## Data shown
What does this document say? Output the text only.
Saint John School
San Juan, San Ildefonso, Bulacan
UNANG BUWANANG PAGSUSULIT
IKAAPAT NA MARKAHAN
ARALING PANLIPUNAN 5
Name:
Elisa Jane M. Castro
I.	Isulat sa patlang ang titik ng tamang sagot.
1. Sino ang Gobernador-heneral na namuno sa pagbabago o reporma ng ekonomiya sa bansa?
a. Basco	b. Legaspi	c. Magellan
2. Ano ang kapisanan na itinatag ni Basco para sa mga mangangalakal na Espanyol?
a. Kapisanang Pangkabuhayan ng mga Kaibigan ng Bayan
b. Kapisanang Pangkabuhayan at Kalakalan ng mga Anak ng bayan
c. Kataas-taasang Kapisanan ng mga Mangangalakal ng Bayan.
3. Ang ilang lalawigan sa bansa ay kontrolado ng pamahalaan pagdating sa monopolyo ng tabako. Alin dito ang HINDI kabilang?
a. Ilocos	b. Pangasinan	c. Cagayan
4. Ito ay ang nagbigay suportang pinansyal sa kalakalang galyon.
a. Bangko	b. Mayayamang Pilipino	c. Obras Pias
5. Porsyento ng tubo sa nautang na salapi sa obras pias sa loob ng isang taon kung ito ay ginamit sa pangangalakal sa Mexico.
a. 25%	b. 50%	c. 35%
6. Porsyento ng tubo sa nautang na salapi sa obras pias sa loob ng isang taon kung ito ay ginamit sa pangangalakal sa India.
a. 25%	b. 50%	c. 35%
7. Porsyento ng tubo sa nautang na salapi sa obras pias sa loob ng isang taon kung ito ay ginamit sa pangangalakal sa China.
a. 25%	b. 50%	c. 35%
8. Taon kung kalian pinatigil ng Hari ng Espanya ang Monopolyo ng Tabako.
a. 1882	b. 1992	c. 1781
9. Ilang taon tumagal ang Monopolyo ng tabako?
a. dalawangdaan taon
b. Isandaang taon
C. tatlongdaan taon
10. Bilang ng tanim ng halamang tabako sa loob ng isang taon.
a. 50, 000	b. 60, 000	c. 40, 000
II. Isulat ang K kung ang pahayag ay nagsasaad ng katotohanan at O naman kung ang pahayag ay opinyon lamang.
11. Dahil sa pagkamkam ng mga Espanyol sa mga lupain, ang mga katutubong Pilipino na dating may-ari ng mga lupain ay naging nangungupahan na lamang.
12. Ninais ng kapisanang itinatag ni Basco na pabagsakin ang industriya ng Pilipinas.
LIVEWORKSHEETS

## Instruction
State the number of lines that contain the string "bansa", with no other words.

## Result
2